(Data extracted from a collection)
---*---
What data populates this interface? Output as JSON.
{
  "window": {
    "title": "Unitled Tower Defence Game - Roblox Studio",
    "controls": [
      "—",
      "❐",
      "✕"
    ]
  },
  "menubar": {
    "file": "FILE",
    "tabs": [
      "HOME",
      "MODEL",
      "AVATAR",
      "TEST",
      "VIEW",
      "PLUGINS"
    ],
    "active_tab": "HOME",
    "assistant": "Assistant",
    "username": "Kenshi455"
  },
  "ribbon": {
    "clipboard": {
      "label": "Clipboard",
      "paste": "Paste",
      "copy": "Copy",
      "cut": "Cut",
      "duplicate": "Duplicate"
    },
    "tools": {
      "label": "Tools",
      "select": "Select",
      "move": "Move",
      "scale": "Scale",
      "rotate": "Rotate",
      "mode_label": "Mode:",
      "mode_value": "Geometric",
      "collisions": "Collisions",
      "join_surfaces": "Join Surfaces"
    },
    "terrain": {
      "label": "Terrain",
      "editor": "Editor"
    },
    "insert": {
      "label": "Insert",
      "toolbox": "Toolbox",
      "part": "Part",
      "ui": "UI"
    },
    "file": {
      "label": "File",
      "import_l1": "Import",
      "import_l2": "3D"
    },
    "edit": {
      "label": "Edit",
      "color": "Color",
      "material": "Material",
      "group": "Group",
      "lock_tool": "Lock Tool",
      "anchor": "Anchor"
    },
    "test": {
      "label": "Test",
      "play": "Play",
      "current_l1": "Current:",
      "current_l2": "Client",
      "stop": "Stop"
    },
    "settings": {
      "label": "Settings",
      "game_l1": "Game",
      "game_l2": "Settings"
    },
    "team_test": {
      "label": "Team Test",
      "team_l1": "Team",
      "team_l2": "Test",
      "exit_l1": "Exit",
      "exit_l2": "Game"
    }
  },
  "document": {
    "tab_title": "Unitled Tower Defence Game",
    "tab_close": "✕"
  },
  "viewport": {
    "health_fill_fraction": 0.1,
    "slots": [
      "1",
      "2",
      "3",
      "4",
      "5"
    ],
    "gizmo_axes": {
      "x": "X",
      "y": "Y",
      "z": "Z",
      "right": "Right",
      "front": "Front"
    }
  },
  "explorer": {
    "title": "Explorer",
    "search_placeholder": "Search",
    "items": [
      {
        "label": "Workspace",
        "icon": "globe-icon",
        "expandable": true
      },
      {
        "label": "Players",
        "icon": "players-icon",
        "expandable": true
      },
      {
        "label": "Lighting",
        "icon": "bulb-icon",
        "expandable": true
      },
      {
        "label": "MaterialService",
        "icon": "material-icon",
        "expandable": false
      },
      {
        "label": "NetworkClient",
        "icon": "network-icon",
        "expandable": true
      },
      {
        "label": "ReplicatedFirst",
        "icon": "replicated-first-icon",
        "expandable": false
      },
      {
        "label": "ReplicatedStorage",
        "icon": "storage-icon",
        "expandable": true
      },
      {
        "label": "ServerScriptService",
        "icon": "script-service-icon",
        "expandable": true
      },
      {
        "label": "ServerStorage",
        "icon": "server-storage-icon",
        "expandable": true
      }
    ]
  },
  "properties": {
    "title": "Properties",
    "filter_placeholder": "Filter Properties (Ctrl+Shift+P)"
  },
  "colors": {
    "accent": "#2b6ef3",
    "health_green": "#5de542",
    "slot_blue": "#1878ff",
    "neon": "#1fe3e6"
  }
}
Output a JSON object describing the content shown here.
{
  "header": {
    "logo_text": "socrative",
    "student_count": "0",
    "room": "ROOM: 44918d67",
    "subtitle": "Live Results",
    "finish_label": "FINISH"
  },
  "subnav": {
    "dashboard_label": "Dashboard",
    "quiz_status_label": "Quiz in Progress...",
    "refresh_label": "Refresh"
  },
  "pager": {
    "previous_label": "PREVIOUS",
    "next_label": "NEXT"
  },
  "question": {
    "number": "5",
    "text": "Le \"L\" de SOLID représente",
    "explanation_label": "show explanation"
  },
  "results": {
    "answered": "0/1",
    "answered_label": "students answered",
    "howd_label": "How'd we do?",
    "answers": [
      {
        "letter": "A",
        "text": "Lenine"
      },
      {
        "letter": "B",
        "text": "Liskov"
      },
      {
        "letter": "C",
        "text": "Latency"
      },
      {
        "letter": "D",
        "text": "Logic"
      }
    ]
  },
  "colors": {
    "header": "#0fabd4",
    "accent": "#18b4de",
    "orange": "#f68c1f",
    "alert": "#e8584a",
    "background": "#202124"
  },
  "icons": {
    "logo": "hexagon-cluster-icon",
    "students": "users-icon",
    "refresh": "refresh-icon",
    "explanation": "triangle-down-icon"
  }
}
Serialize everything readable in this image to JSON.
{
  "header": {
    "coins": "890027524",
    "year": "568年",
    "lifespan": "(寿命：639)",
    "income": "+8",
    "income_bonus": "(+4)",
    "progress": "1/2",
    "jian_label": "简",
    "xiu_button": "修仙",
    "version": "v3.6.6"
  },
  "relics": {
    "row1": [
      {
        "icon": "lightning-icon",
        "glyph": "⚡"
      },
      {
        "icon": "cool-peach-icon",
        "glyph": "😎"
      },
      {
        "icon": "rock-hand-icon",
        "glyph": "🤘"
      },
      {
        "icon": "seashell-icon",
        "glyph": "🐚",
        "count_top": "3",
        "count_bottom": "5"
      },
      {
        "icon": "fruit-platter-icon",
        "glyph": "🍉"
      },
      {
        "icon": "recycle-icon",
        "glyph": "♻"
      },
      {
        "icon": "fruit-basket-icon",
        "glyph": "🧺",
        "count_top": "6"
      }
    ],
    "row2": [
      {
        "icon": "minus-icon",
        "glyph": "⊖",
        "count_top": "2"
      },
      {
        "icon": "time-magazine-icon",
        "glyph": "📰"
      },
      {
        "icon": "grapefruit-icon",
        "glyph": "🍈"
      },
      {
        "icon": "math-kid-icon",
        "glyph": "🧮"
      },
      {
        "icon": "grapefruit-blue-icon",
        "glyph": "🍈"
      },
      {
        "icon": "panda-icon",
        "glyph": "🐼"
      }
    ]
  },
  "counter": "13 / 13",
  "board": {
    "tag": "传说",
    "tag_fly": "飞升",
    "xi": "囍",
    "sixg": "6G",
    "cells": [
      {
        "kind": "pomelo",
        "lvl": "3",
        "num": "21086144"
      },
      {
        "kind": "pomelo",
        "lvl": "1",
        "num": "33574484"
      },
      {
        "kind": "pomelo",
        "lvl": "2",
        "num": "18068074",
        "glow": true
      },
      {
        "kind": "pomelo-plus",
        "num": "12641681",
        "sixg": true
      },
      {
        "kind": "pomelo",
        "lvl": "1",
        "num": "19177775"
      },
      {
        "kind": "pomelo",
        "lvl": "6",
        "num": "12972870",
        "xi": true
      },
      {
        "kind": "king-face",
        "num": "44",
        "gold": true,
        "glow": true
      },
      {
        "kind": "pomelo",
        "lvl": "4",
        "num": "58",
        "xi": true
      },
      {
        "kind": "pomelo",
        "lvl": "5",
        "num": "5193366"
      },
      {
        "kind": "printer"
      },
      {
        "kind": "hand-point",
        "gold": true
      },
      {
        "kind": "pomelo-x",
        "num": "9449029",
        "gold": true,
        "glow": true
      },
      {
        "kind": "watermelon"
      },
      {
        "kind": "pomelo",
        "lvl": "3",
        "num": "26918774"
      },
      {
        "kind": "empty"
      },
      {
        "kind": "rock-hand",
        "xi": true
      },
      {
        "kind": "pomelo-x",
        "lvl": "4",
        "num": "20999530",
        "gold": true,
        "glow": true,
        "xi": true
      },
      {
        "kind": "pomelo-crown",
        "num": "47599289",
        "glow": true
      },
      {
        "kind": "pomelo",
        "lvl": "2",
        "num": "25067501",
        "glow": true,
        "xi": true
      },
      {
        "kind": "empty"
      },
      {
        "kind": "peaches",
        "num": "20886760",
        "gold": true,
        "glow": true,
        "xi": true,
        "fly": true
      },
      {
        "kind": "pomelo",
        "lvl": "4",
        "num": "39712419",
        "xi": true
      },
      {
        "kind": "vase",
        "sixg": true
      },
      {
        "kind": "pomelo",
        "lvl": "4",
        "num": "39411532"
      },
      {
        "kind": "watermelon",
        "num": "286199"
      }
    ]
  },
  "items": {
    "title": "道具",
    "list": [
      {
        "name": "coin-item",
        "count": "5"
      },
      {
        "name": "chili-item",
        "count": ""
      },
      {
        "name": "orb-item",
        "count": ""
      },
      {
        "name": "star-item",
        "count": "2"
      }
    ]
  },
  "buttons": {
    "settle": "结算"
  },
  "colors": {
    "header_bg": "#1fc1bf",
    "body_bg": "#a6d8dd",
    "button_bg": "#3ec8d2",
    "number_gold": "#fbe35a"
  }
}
---*---
**What is expected**
Copy out all lines above that include the string "students".

**Answer for the task**
    "answered_label": "students answered",
    "students": "users-icon",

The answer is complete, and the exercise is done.